### PROMPT
Reproduce every line of the records below word for word, leaving out the pictures.

### DATA PROVIDED
——
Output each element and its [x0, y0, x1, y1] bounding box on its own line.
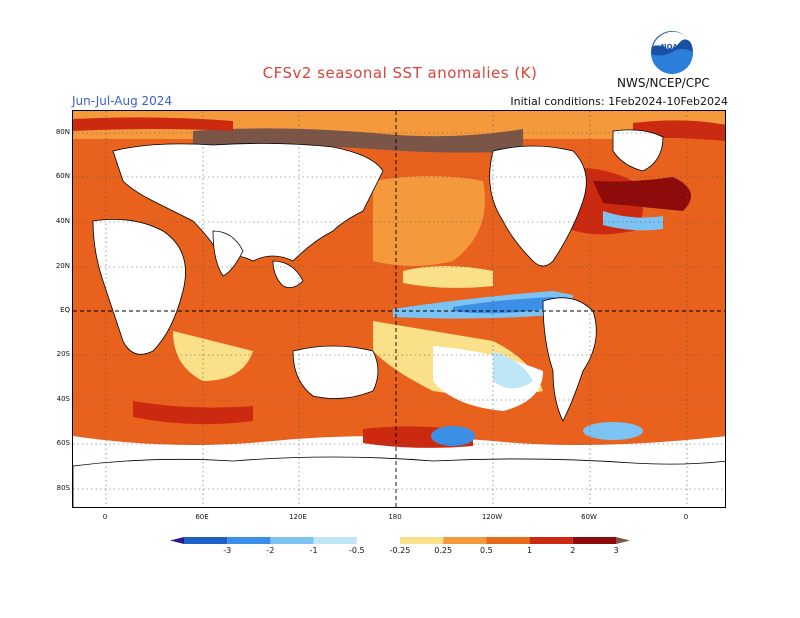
colorbar-tick-label: -2: [266, 546, 275, 555]
equatorial-cold-core: [453, 297, 565, 314]
colorbar-segments: [170, 537, 630, 544]
colorbar-tick-label: -1: [309, 546, 318, 555]
southern-red-patch-1: [133, 401, 253, 425]
lat-label-80n: 80N: [55, 128, 70, 136]
lat-label-60s: 60S: [56, 439, 70, 447]
lon-label-60w: 60W: [581, 513, 597, 521]
continents: [73, 129, 725, 507]
agency-label: NWS/NCEP/CPC: [617, 76, 710, 90]
colorbar-tick-label: 0.25: [434, 546, 453, 555]
colorbar-box: [313, 537, 357, 544]
southern-cool-patch: [431, 426, 475, 446]
colorbar-box: [529, 537, 573, 544]
southern-ocean-band: [73, 391, 725, 445]
lat-label-80s: 80S: [56, 484, 70, 492]
north-pacific-pale: [403, 266, 493, 288]
greenland-land: [612, 129, 664, 172]
lon-label-0: 0: [102, 513, 108, 521]
colorbar-tick-label: 0.5: [480, 546, 493, 555]
logo-text: NOAA: [661, 43, 684, 51]
colorbar-box: [184, 537, 228, 544]
lat-label-eq: EQ: [60, 306, 70, 314]
noaa-logo-icon: NOAA: [651, 31, 694, 74]
lon-label-120w: 120W: [481, 513, 503, 521]
colorbar: [170, 537, 630, 544]
colorbar-tick-label: 1: [527, 546, 533, 555]
southern-cool-patch-2: [583, 422, 643, 440]
africa-land: [92, 219, 186, 355]
india-land: [212, 230, 244, 277]
colorbar-box: [443, 537, 487, 544]
lon-label-60e: 60E: [195, 513, 209, 521]
south-pacific-cool: [493, 351, 533, 389]
colorbar-box: [270, 537, 314, 544]
australia-land: [292, 345, 379, 399]
sst-anomaly-map: [72, 110, 726, 508]
south-america-land: [542, 297, 597, 422]
eurasia-land: [112, 143, 384, 262]
colorbar-box: [400, 537, 444, 544]
se-asia-land: [272, 260, 304, 289]
colorbar-box: [572, 537, 616, 544]
reference-lines: [73, 111, 725, 507]
antarctica-land: [73, 456, 725, 507]
colorbar-box: [486, 537, 530, 544]
season-label: Jun-Jul-Aug 2024: [72, 94, 173, 108]
colorbar-box: [356, 537, 400, 544]
lat-label-20n: 20N: [55, 262, 70, 270]
lon-label-0-east: 0: [683, 513, 689, 521]
colorbar-tick-label: -3: [223, 546, 232, 555]
colorbar-arrow-low: [170, 537, 184, 544]
north-pacific-warm: [373, 176, 485, 266]
north-atlantic-dark-red: [593, 177, 691, 211]
north-atlantic-cool: [603, 211, 663, 231]
colorbar-tick-label: 2: [570, 546, 576, 555]
map-canvas: [73, 111, 725, 507]
colorbar-tick-label: 3: [613, 546, 619, 555]
arctic-brown-anomaly: [193, 128, 523, 153]
gridlines: [73, 111, 725, 507]
north-america-land: [489, 145, 587, 267]
lat-label-40s: 40S: [56, 395, 70, 403]
arctic-red-patch: [73, 117, 233, 131]
colorbar-tick-label: -0.5: [348, 546, 365, 555]
map-title: CFSv2 seasonal SST anomalies (K): [262, 64, 538, 82]
initial-conditions-label: Initial conditions: 1Feb2024-10Feb2024: [510, 95, 728, 108]
colorbar-tick-label: -0.25: [389, 546, 411, 555]
lon-label-180: 180: [388, 513, 402, 521]
lon-label-120e: 120E: [289, 513, 307, 521]
colorbar-box: [227, 537, 271, 544]
lat-label-40n: 40N: [55, 217, 70, 225]
indian-ocean-pale: [173, 331, 253, 381]
colorbar-arrow-high: [616, 537, 630, 544]
lat-label-60n: 60N: [55, 172, 70, 180]
lat-label-20s: 20S: [56, 350, 70, 358]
——
### FULL RESPONSE
Output each element and its [x0, y0, x1, y1] bounding box on its own line.
colorbar-tick-label: -2: [266, 546, 275, 555]
equatorial-cold-core: [453, 297, 565, 314]
colorbar-segments: [170, 537, 630, 544]
colorbar-tick-label: -1: [309, 546, 318, 555]
southern-red-patch-1: [133, 401, 253, 425]
lat-label-80n: 80N: [55, 128, 70, 136]
lat-label-60s: 60S: [56, 439, 70, 447]
lon-label-60w: 60W: [581, 513, 597, 521]
continents: [73, 129, 725, 507]
agency-label: NWS/NCEP/CPC: [617, 76, 710, 90]
colorbar-tick-label: 0.25: [434, 546, 453, 555]
colorbar-box: [313, 537, 357, 544]
southern-cool-patch: [431, 426, 475, 446]
colorbar-box: [529, 537, 573, 544]
southern-ocean-band: [73, 391, 725, 445]
lat-label-80s: 80S: [56, 484, 70, 492]
north-pacific-pale: [403, 266, 493, 288]
greenland-land: [612, 129, 664, 172]
lon-label-0: 0: [102, 513, 108, 521]
colorbar-tick-label: 0.5: [480, 546, 493, 555]
logo-text: NOAA: [661, 43, 684, 51]
colorbar-box: [184, 537, 228, 544]
lat-label-eq: EQ: [60, 306, 70, 314]
noaa-logo-icon: NOAA: [651, 31, 694, 74]
lon-label-120w: 120W: [481, 513, 503, 521]
colorbar: [170, 537, 630, 544]
colorbar-tick-label: 1: [527, 546, 533, 555]
southern-cool-patch-2: [583, 422, 643, 440]
africa-land: [92, 219, 186, 355]
india-land: [212, 230, 244, 277]
colorbar-box: [443, 537, 487, 544]
lon-label-60e: 60E: [195, 513, 209, 521]
south-pacific-cool: [493, 351, 533, 389]
colorbar-box: [270, 537, 314, 544]
australia-land: [292, 345, 379, 399]
sst-anomaly-map: [72, 110, 726, 508]
south-america-land: [542, 297, 597, 422]
eurasia-land: [112, 143, 384, 262]
colorbar-box: [400, 537, 444, 544]
se-asia-land: [272, 260, 304, 289]
colorbar-box: [572, 537, 616, 544]
reference-lines: [73, 111, 725, 507]
antarctica-land: [73, 456, 725, 507]
colorbar-box: [486, 537, 530, 544]
season-label: Jun-Jul-Aug 2024: [72, 94, 173, 108]
colorbar-box: [356, 537, 400, 544]
lat-label-20n: 20N: [55, 262, 70, 270]
lon-label-0-east: 0: [683, 513, 689, 521]
colorbar-tick-label: -3: [223, 546, 232, 555]
colorbar-arrow-low: [170, 537, 184, 544]
north-pacific-warm: [373, 176, 485, 266]
north-atlantic-dark-red: [593, 177, 691, 211]
north-atlantic-cool: [603, 211, 663, 231]
colorbar-tick-label: 2: [570, 546, 576, 555]
map-canvas: [73, 111, 725, 507]
colorbar-tick-label: 3: [613, 546, 619, 555]
arctic-brown-anomaly: [193, 128, 523, 153]
gridlines: [73, 111, 725, 507]
north-america-land: [489, 145, 587, 267]
lat-label-40s: 40S: [56, 395, 70, 403]
arctic-red-patch: [73, 117, 233, 131]
colorbar-tick-label: -0.5: [348, 546, 365, 555]
map-title: CFSv2 seasonal SST anomalies (K): [262, 64, 538, 82]
initial-conditions-label: Initial conditions: 1Feb2024-10Feb2024: [510, 95, 728, 108]
colorbar-tick-label: -0.25: [389, 546, 411, 555]
lon-label-180: 180: [388, 513, 402, 521]
lon-label-120e: 120E: [289, 513, 307, 521]
colorbar-box: [227, 537, 271, 544]
lat-label-40n: 40N: [55, 217, 70, 225]
indian-ocean-pale: [173, 331, 253, 381]
colorbar-arrow-high: [616, 537, 630, 544]
lat-label-60n: 60N: [55, 172, 70, 180]
lat-label-20s: 20S: [56, 350, 70, 358]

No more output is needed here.